• PROBLEM DESCRIPTION:
Print the listing below exactly.

• RECORDS FOR THIS EXERCISE:
>>>

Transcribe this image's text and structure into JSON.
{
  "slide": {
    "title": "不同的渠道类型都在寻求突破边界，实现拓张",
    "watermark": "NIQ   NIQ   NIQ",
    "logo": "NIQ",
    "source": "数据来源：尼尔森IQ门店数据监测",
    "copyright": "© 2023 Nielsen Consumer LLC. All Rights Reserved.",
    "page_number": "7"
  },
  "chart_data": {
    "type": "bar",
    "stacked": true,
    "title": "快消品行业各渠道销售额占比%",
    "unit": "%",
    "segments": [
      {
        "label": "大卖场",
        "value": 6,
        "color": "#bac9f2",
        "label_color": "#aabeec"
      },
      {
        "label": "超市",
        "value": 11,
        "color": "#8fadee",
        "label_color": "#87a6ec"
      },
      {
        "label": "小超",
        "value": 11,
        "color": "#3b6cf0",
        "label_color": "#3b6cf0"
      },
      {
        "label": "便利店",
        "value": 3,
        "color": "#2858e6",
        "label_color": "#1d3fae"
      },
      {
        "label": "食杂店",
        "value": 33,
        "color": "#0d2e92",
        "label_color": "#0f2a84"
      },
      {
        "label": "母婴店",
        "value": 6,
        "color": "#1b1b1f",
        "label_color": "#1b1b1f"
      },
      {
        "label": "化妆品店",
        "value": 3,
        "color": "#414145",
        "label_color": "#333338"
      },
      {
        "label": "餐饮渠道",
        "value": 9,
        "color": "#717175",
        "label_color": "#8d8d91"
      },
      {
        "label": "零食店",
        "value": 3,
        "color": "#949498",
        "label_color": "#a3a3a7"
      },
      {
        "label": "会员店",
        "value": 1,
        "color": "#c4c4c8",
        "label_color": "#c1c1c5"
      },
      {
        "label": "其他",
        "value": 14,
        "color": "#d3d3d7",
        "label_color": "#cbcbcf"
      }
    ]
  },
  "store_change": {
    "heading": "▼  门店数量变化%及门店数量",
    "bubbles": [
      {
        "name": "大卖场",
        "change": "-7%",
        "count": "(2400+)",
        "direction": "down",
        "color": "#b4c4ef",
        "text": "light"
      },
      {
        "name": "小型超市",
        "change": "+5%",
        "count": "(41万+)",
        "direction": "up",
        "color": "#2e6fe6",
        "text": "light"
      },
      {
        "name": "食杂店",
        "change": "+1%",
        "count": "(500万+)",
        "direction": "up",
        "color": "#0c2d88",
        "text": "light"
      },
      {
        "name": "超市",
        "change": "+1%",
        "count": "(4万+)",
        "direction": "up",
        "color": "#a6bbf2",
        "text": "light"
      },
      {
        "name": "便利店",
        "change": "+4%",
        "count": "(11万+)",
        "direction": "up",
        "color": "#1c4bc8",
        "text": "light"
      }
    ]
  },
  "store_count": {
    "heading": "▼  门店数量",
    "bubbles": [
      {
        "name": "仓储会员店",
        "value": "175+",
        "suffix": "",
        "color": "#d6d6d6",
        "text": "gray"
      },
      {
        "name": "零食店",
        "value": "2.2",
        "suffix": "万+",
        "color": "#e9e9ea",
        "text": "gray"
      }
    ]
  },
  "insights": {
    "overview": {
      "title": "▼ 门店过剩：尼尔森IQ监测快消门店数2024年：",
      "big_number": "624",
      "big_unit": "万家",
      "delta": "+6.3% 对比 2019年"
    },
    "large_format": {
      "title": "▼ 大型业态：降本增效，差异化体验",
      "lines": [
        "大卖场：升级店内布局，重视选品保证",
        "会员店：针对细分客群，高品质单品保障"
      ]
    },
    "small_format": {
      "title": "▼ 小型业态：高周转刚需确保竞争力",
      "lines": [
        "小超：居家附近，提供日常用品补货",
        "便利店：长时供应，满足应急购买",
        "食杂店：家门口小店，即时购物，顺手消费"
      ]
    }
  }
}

<<<

• RESPONSE:
Transcribe this image's text and structure into JSON.
{
  "slide": {
    "title": "不同的渠道类型都在寻求突破边界，实现拓张",
    "watermark": "NIQ   NIQ   NIQ",
    "logo": "NIQ",
    "source": "数据来源：尼尔森IQ门店数据监测",
    "copyright": "© 2023 Nielsen Consumer LLC. All Rights Reserved.",
    "page_number": "7"
  },
  "chart_data": {
    "type": "bar",
    "stacked": true,
    "title": "快消品行业各渠道销售额占比%",
    "unit": "%",
    "segments": [
      {
        "label": "大卖场",
        "value": 6,
        "color": "#bac9f2",
        "label_color": "#aabeec"
      },
      {
        "label": "超市",
        "value": 11,
        "color": "#8fadee",
        "label_color": "#87a6ec"
      },
      {
        "label": "小超",
        "value": 11,
        "color": "#3b6cf0",
        "label_color": "#3b6cf0"
      },
      {
        "label": "便利店",
        "value": 3,
        "color": "#2858e6",
        "label_color": "#1d3fae"
      },
      {
        "label": "食杂店",
        "value": 33,
        "color": "#0d2e92",
        "label_color": "#0f2a84"
      },
      {
        "label": "母婴店",
        "value": 6,
        "color": "#1b1b1f",
        "label_color": "#1b1b1f"
      },
      {
        "label": "化妆品店",
        "value": 3,
        "color": "#414145",
        "label_color": "#333338"
      },
      {
        "label": "餐饮渠道",
        "value": 9,
        "color": "#717175",
        "label_color": "#8d8d91"
      },
      {
        "label": "零食店",
        "value": 3,
        "color": "#949498",
        "label_color": "#a3a3a7"
      },
      {
        "label": "会员店",
        "value": 1,
        "color": "#c4c4c8",
        "label_color": "#c1c1c5"
      },
      {
        "label": "其他",
        "value": 14,
        "color": "#d3d3d7",
        "label_color": "#cbcbcf"
      }
    ]
  },
  "store_change": {
    "heading": "▼  门店数量变化%及门店数量",
    "bubbles": [
      {
        "name": "大卖场",
        "change": "-7%",
        "count": "(2400+)",
        "direction": "down",
        "color": "#b4c4ef",
        "text": "light"
      },
      {
        "name": "小型超市",
        "change": "+5%",
        "count": "(41万+)",
        "direction": "up",
        "color": "#2e6fe6",
        "text": "light"
      },
      {
        "name": "食杂店",
        "change": "+1%",
        "count": "(500万+)",
        "direction": "up",
        "color": "#0c2d88",
        "text": "light"
      },
      {
        "name": "超市",
        "change": "+1%",
        "count": "(4万+)",
        "direction": "up",
        "color": "#a6bbf2",
        "text": "light"
      },
      {
        "name": "便利店",
        "change": "+4%",
        "count": "(11万+)",
        "direction": "up",
        "color": "#1c4bc8",
        "text": "light"
      }
    ]
  },
  "store_count": {
    "heading": "▼  门店数量",
    "bubbles": [
      {
        "name": "仓储会员店",
        "value": "175+",
        "suffix": "",
        "color": "#d6d6d6",
        "text": "gray"
      },
      {
        "name": "零食店",
        "value": "2.2",
        "suffix": "万+",
        "color": "#e9e9ea",
        "text": "gray"
      }
    ]
  },
  "insights": {
    "overview": {
      "title": "▼ 门店过剩：尼尔森IQ监测快消门店数2024年：",
      "big_number": "624",
      "big_unit": "万家",
      "delta": "+6.3% 对比 2019年"
    },
    "large_format": {
      "title": "▼ 大型业态：降本增效，差异化体验",
      "lines": [
        "大卖场：升级店内布局，重视选品保证",
        "会员店：针对细分客群，高品质单品保障"
      ]
    },
    "small_format": {
      "title": "▼ 小型业态：高周转刚需确保竞争力",
      "lines": [
        "小超：居家附近，提供日常用品补货",
        "便利店：长时供应，满足应急购买",
        "食杂店：家门口小店，即时购物，顺手消费"
      ]
    }
  }
}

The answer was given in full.